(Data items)
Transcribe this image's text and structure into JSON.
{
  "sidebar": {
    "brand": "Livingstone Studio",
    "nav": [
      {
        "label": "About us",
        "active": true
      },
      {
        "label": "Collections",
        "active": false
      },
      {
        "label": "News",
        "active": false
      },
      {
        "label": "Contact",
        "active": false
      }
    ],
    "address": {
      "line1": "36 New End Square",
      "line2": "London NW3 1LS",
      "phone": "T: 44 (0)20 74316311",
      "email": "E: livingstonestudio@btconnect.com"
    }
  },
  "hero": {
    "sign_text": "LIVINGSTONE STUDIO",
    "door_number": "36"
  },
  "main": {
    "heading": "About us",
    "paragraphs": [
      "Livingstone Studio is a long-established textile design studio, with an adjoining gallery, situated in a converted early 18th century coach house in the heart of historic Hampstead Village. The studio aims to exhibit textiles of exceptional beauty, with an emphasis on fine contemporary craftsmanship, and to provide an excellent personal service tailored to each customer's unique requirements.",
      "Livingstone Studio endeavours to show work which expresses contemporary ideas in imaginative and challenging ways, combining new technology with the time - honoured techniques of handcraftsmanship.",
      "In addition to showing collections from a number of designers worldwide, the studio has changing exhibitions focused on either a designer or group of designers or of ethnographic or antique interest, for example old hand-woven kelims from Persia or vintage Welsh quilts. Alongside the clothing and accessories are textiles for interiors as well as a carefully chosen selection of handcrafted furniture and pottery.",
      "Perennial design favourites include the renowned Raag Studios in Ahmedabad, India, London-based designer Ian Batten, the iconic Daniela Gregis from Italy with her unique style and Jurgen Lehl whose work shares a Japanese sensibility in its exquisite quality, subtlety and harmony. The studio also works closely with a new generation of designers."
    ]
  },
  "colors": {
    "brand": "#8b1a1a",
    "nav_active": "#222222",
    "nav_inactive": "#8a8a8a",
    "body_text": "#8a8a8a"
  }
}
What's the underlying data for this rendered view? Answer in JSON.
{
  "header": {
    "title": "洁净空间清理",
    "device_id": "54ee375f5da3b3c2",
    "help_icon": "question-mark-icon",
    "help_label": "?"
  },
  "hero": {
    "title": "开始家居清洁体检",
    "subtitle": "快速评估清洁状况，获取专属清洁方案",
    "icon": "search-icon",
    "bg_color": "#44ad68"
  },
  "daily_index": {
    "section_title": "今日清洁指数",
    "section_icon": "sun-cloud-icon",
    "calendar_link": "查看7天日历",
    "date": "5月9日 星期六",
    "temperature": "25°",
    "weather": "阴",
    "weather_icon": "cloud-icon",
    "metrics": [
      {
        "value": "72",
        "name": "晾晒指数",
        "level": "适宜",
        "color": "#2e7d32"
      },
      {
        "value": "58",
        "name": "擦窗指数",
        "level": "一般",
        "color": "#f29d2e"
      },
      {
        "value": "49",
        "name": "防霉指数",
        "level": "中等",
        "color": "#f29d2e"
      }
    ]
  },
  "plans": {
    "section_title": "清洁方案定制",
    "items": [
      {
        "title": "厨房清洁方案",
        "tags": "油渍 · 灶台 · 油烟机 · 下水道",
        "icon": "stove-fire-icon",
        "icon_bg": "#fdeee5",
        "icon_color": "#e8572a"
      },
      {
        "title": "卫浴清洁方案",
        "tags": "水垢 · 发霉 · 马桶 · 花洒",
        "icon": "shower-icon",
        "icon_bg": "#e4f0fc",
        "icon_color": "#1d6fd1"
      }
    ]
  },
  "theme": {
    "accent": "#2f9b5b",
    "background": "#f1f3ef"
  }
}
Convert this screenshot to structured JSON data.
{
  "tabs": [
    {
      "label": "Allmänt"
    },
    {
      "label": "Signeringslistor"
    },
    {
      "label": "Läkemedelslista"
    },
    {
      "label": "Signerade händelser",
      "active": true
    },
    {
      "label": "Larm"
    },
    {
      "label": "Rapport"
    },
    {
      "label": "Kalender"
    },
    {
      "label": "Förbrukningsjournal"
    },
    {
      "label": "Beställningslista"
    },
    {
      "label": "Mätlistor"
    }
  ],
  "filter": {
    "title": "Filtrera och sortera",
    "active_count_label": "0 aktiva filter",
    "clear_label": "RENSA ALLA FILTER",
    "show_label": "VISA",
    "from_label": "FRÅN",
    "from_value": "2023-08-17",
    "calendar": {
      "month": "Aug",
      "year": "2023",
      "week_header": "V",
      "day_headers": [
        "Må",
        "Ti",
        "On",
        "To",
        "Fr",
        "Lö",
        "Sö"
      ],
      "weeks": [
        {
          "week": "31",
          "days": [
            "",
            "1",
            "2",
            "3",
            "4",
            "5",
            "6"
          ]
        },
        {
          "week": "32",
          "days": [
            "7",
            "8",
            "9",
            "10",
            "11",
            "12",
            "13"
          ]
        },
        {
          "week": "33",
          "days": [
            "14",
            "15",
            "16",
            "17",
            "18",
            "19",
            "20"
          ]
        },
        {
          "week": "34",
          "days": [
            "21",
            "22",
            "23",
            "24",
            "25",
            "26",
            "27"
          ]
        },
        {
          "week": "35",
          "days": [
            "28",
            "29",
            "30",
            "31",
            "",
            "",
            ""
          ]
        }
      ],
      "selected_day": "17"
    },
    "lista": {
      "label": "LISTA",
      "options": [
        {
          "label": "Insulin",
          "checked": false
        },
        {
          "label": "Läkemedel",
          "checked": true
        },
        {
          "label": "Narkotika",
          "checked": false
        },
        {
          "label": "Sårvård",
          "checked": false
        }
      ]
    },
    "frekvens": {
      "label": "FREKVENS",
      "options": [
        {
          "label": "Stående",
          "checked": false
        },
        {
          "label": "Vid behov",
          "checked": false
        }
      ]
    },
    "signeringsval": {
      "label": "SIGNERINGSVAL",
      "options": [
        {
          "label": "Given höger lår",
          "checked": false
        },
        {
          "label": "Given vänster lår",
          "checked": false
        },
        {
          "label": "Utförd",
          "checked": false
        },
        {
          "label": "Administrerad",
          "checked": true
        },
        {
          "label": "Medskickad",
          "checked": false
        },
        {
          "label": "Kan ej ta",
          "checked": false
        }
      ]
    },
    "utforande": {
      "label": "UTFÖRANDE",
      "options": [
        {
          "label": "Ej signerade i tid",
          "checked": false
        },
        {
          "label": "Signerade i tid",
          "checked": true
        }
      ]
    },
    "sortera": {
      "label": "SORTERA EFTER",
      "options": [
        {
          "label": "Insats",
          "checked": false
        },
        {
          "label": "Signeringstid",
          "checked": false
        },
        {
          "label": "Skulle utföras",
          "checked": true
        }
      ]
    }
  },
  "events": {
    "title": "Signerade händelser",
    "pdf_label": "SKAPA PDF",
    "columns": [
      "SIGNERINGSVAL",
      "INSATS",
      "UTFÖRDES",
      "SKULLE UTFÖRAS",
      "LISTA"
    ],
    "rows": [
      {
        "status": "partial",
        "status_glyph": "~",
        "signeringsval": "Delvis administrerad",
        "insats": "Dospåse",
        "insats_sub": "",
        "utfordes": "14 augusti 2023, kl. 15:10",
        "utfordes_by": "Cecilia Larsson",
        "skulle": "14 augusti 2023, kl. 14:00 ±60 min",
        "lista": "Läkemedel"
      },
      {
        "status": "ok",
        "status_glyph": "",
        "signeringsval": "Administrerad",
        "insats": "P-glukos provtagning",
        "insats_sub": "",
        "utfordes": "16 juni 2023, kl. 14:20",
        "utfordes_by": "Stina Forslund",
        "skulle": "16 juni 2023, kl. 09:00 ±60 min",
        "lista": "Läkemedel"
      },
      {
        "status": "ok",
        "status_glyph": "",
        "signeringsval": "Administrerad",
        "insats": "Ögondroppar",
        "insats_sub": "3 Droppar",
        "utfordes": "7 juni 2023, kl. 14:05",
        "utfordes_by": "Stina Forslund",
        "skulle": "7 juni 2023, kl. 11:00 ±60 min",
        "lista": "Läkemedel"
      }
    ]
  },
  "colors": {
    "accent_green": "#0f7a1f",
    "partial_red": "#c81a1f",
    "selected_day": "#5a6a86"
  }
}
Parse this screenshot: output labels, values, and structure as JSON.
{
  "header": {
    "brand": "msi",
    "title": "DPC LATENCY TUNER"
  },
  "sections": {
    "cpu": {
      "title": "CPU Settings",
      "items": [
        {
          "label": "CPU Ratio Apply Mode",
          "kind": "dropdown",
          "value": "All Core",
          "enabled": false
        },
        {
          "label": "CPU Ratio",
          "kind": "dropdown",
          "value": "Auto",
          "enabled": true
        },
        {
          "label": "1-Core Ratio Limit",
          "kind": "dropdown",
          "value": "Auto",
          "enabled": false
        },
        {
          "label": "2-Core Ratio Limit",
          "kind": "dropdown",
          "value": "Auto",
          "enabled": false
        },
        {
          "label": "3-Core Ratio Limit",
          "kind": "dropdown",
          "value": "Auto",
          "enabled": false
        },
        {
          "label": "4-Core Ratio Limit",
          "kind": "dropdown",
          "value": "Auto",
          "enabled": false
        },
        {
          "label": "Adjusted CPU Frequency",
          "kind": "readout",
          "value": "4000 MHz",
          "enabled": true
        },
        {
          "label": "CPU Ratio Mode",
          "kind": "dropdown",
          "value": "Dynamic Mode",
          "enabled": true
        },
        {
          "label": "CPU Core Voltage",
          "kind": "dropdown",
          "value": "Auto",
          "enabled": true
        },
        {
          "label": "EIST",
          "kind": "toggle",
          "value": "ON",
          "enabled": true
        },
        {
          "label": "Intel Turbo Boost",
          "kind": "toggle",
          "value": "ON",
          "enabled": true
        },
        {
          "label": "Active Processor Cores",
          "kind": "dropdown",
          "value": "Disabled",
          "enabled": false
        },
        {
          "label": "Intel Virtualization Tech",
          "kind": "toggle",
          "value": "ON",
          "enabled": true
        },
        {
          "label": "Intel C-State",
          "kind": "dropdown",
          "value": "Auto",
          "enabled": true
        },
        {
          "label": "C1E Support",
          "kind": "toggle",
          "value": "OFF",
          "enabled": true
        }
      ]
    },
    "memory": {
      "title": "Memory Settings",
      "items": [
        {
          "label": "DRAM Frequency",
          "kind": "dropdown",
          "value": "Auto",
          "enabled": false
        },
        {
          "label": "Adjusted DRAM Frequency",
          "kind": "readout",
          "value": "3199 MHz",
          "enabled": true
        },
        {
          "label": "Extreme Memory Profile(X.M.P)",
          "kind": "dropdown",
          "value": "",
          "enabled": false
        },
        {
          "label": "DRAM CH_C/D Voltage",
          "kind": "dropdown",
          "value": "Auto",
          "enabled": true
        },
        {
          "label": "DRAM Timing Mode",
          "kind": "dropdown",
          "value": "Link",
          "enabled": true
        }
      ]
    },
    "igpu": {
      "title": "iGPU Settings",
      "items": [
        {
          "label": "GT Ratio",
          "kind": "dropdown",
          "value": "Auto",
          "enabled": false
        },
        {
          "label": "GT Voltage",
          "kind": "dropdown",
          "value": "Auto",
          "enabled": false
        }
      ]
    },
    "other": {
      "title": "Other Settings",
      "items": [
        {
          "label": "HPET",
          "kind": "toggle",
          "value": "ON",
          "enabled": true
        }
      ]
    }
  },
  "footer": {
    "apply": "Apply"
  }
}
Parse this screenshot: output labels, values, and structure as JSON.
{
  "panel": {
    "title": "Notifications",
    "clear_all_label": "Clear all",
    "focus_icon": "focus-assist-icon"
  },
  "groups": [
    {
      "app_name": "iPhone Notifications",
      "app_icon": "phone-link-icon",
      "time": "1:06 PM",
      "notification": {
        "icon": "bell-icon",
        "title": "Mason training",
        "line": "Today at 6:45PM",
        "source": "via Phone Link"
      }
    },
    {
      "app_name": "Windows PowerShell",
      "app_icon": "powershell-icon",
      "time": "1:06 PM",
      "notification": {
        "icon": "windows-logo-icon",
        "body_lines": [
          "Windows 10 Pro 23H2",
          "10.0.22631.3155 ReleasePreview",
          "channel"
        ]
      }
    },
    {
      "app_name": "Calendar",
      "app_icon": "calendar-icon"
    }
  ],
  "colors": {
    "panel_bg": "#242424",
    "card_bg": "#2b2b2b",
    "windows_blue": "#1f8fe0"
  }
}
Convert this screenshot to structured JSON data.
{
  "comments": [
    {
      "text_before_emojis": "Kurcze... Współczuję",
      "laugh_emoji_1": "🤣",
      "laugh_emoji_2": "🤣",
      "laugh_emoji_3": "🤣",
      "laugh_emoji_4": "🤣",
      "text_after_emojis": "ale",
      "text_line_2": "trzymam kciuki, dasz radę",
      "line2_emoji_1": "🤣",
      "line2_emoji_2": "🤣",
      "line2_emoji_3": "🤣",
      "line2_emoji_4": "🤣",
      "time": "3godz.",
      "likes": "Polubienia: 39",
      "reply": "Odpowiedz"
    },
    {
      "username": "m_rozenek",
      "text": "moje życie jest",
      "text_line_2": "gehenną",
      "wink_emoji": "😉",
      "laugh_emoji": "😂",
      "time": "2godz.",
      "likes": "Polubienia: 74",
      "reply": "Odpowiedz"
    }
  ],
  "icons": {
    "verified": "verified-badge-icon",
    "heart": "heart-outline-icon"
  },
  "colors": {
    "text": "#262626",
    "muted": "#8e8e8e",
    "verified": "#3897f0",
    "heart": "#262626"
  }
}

GIVEN EXERCISE —
State the count of lines above containing the string "contemporary", and add nothing to it.

SOLUTION —
2